> Goal of the exercise
Extract the listing in its entirety, keeping each line identical to the original.

[START Entries]

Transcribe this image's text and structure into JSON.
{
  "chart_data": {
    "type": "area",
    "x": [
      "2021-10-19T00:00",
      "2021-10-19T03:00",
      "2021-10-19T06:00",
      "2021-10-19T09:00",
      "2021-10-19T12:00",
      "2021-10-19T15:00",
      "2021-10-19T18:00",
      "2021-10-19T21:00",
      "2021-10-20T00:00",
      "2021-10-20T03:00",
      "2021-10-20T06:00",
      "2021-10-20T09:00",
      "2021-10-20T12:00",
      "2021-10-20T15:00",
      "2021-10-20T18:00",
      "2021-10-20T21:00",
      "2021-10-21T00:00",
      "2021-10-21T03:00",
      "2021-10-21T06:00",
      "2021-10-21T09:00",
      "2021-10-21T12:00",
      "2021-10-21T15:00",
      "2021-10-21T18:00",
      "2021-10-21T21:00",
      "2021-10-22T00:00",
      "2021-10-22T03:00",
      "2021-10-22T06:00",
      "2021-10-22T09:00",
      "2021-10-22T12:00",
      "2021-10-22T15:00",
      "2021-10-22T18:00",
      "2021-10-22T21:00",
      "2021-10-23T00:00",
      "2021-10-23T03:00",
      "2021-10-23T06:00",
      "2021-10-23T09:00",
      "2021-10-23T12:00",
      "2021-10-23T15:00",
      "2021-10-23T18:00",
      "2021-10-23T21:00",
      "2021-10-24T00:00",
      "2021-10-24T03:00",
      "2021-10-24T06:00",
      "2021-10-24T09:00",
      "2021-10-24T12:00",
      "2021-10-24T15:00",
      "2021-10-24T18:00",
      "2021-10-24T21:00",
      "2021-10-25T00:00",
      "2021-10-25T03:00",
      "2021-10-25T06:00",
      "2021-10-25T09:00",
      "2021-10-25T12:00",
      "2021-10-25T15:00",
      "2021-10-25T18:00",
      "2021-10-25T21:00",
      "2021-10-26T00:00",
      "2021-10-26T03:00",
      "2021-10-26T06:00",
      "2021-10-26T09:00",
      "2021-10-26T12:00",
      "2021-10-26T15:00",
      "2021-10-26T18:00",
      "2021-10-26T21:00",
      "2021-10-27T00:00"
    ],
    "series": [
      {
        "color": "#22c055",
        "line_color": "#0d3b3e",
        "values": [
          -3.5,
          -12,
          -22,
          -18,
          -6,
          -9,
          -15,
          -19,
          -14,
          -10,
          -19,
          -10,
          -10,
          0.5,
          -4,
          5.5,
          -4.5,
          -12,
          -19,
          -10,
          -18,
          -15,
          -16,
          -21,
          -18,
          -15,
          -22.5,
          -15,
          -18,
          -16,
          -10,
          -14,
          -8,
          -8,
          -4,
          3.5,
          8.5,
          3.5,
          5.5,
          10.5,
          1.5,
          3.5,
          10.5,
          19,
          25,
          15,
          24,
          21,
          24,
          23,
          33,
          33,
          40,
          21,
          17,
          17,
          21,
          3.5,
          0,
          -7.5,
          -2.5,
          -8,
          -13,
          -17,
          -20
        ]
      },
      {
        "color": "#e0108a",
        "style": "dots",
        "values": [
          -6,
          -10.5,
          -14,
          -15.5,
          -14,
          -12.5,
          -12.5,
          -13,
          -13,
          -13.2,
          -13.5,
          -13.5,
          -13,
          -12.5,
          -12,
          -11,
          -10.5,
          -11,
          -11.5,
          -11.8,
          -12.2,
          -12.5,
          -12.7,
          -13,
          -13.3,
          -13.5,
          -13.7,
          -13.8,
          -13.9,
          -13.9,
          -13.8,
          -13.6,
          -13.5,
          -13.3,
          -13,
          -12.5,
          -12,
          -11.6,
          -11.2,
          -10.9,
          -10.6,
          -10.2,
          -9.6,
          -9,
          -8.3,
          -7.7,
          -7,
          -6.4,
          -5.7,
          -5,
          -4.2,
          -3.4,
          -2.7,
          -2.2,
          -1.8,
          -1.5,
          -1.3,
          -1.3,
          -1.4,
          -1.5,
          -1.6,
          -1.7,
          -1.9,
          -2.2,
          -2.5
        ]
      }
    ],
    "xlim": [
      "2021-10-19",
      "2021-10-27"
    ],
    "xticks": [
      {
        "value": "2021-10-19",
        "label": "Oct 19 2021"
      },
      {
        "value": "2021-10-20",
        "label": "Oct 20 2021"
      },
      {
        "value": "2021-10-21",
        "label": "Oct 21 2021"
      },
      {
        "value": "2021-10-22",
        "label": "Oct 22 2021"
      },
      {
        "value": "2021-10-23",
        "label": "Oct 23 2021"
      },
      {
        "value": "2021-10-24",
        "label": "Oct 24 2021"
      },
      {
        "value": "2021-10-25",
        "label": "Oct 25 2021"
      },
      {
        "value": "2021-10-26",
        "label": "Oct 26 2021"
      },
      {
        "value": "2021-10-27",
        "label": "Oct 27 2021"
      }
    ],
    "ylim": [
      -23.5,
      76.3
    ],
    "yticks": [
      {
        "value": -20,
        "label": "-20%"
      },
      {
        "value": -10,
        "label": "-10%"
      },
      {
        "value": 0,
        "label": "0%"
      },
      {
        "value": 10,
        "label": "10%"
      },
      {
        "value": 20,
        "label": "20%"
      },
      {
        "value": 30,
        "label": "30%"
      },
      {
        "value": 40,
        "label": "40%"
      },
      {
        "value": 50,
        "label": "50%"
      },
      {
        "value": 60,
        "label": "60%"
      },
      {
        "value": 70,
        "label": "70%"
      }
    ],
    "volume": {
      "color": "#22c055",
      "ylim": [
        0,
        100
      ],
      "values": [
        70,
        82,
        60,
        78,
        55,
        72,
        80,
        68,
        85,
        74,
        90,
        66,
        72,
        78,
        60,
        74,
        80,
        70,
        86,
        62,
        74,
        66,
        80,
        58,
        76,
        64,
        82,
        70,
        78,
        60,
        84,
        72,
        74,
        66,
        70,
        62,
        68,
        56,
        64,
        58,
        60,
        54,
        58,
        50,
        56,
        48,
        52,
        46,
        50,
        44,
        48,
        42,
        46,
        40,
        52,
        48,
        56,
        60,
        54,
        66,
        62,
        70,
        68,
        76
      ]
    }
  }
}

[END Entries]

> Response for this exercise
Transcribe this image's text and structure into JSON.
{
  "chart_data": {
    "type": "area",
    "x": [
      "2021-10-19T00:00",
      "2021-10-19T03:00",
      "2021-10-19T06:00",
      "2021-10-19T09:00",
      "2021-10-19T12:00",
      "2021-10-19T15:00",
      "2021-10-19T18:00",
      "2021-10-19T21:00",
      "2021-10-20T00:00",
      "2021-10-20T03:00",
      "2021-10-20T06:00",
      "2021-10-20T09:00",
      "2021-10-20T12:00",
      "2021-10-20T15:00",
      "2021-10-20T18:00",
      "2021-10-20T21:00",
      "2021-10-21T00:00",
      "2021-10-21T03:00",
      "2021-10-21T06:00",
      "2021-10-21T09:00",
      "2021-10-21T12:00",
      "2021-10-21T15:00",
      "2021-10-21T18:00",
      "2021-10-21T21:00",
      "2021-10-22T00:00",
      "2021-10-22T03:00",
      "2021-10-22T06:00",
      "2021-10-22T09:00",
      "2021-10-22T12:00",
      "2021-10-22T15:00",
      "2021-10-22T18:00",
      "2021-10-22T21:00",
      "2021-10-23T00:00",
      "2021-10-23T03:00",
      "2021-10-23T06:00",
      "2021-10-23T09:00",
      "2021-10-23T12:00",
      "2021-10-23T15:00",
      "2021-10-23T18:00",
      "2021-10-23T21:00",
      "2021-10-24T00:00",
      "2021-10-24T03:00",
      "2021-10-24T06:00",
      "2021-10-24T09:00",
      "2021-10-24T12:00",
      "2021-10-24T15:00",
      "2021-10-24T18:00",
      "2021-10-24T21:00",
      "2021-10-25T00:00",
      "2021-10-25T03:00",
      "2021-10-25T06:00",
      "2021-10-25T09:00",
      "2021-10-25T12:00",
      "2021-10-25T15:00",
      "2021-10-25T18:00",
      "2021-10-25T21:00",
      "2021-10-26T00:00",
      "2021-10-26T03:00",
      "2021-10-26T06:00",
      "2021-10-26T09:00",
      "2021-10-26T12:00",
      "2021-10-26T15:00",
      "2021-10-26T18:00",
      "2021-10-26T21:00",
      "2021-10-27T00:00"
    ],
    "series": [
      {
        "color": "#22c055",
        "line_color": "#0d3b3e",
        "values": [
          -3.5,
          -12,
          -22,
          -18,
          -6,
          -9,
          -15,
          -19,
          -14,
          -10,
          -19,
          -10,
          -10,
          0.5,
          -4,
          5.5,
          -4.5,
          -12,
          -19,
          -10,
          -18,
          -15,
          -16,
          -21,
          -18,
          -15,
          -22.5,
          -15,
          -18,
          -16,
          -10,
          -14,
          -8,
          -8,
          -4,
          3.5,
          8.5,
          3.5,
          5.5,
          10.5,
          1.5,
          3.5,
          10.5,
          19,
          25,
          15,
          24,
          21,
          24,
          23,
          33,
          33,
          40,
          21,
          17,
          17,
          21,
          3.5,
          0,
          -7.5,
          -2.5,
          -8,
          -13,
          -17,
          -20
        ]
      },
      {
        "color": "#e0108a",
        "style": "dots",
        "values": [
          -6,
          -10.5,
          -14,
          -15.5,
          -14,
          -12.5,
          -12.5,
          -13,
          -13,
          -13.2,
          -13.5,
          -13.5,
          -13,
          -12.5,
          -12,
          -11,
          -10.5,
          -11,
          -11.5,
          -11.8,
          -12.2,
          -12.5,
          -12.7,
          -13,
          -13.3,
          -13.5,
          -13.7,
          -13.8,
          -13.9,
          -13.9,
          -13.8,
          -13.6,
          -13.5,
          -13.3,
          -13,
          -12.5,
          -12,
          -11.6,
          -11.2,
          -10.9,
          -10.6,
          -10.2,
          -9.6,
          -9,
          -8.3,
          -7.7,
          -7,
          -6.4,
          -5.7,
          -5,
          -4.2,
          -3.4,
          -2.7,
          -2.2,
          -1.8,
          -1.5,
          -1.3,
          -1.3,
          -1.4,
          -1.5,
          -1.6,
          -1.7,
          -1.9,
          -2.2,
          -2.5
        ]
      }
    ],
    "xlim": [
      "2021-10-19",
      "2021-10-27"
    ],
    "xticks": [
      {
        "value": "2021-10-19",
        "label": "Oct 19 2021"
      },
      {
        "value": "2021-10-20",
        "label": "Oct 20 2021"
      },
      {
        "value": "2021-10-21",
        "label": "Oct 21 2021"
      },
      {
        "value": "2021-10-22",
        "label": "Oct 22 2021"
      },
      {
        "value": "2021-10-23",
        "label": "Oct 23 2021"
      },
      {
        "value": "2021-10-24",
        "label": "Oct 24 2021"
      },
      {
        "value": "2021-10-25",
        "label": "Oct 25 2021"
      },
      {
        "value": "2021-10-26",
        "label": "Oct 26 2021"
      },
      {
        "value": "2021-10-27",
        "label": "Oct 27 2021"
      }
    ],
    "ylim": [
      -23.5,
      76.3
    ],
    "yticks": [
      {
        "value": -20,
        "label": "-20%"
      },
      {
        "value": -10,
        "label": "-10%"
      },
      {
        "value": 0,
        "label": "0%"
      },
      {
        "value": 10,
        "label": "10%"
      },
      {
        "value": 20,
        "label": "20%"
      },
      {
        "value": 30,
        "label": "30%"
      },
      {
        "value": 40,
        "label": "40%"
      },
      {
        "value": 50,
        "label": "50%"
      },
      {
        "value": 60,
        "label": "60%"
      },
      {
        "value": 70,
        "label": "70%"
      }
    ],
    "volume": {
      "color": "#22c055",
      "ylim": [
        0,
        100
      ],
      "values": [
        70,
        82,
        60,
        78,
        55,
        72,
        80,
        68,
        85,
        74,
        90,
        66,
        72,
        78,
        60,
        74,
        80,
        70,
        86,
        62,
        74,
        66,
        80,
        58,
        76,
        64,
        82,
        70,
        78,
        60,
        84,
        72,
        74,
        66,
        70,
        62,
        68,
        56,
        64,
        58,
        60,
        54,
        58,
        50,
        56,
        48,
        52,
        46,
        50,
        44,
        48,
        42,
        46,
        40,
        52,
        48,
        56,
        60,
        54,
        66,
        62,
        70,
        68,
        76
      ]
    }
  }
}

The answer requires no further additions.